Entries taken from a collection:
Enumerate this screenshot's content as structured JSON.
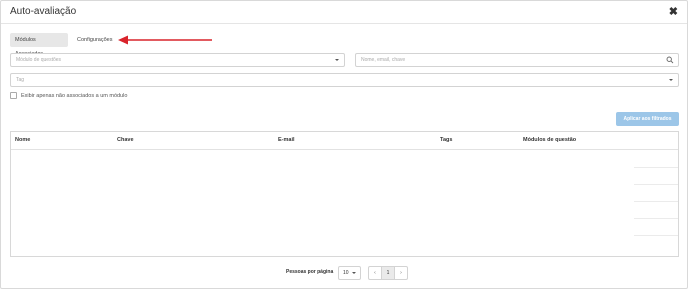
{
  "modal": {
    "title": "Auto-avaliação",
    "close_glyph": "✖"
  },
  "tabs": [
    {
      "label": "Módulos Associados",
      "active": true
    },
    {
      "label": "Configurações",
      "active": false
    }
  ],
  "filters": {
    "modulo_placeholder": "Módulo de questões",
    "search_placeholder": "Nome, email, chave",
    "tag_placeholder": "Tag",
    "checkbox_label": "Exibir apenas não associados a um módulo",
    "checkbox_checked": false
  },
  "actions": {
    "apply_label": "Aplicar aos filtrados"
  },
  "table": {
    "columns": [
      "Nome",
      "Chave",
      "E-mail",
      "Tags",
      "Módulos de questão"
    ],
    "rows": []
  },
  "pagination": {
    "per_page_label": "Pessoas por página",
    "per_page_value": "10",
    "prev": "‹",
    "current_page": "1",
    "next": "›"
  },
  "annotation": {
    "arrow_color": "#d9232b"
  },
  "colors": {
    "accent_button": "#9cc6e8",
    "active_tab_bg": "#e7e7e7"
  }
}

• **What this task involves**: Your task is to repeat the data above exactly while excluding the pictures.

• **The completed task**:
Enumerate this screenshot's content as structured JSON.
{
  "modal": {
    "title": "Auto-avaliação",
    "close_glyph": "✖"
  },
  "tabs": [
    {
      "label": "Módulos Associados",
      "active": true
    },
    {
      "label": "Configurações",
      "active": false
    }
  ],
  "filters": {
    "modulo_placeholder": "Módulo de questões",
    "search_placeholder": "Nome, email, chave",
    "tag_placeholder": "Tag",
    "checkbox_label": "Exibir apenas não associados a um módulo",
    "checkbox_checked": false
  },
  "actions": {
    "apply_label": "Aplicar aos filtrados"
  },
  "table": {
    "columns": [
      "Nome",
      "Chave",
      "E-mail",
      "Tags",
      "Módulos de questão"
    ],
    "rows": []
  },
  "pagination": {
    "per_page_label": "Pessoas por página",
    "per_page_value": "10",
    "prev": "‹",
    "current_page": "1",
    "next": "›"
  },
  "annotation": {
    "arrow_color": "#d9232b"
  },
  "colors": {
    "accent_button": "#9cc6e8",
    "active_tab_bg": "#e7e7e7"
  }
}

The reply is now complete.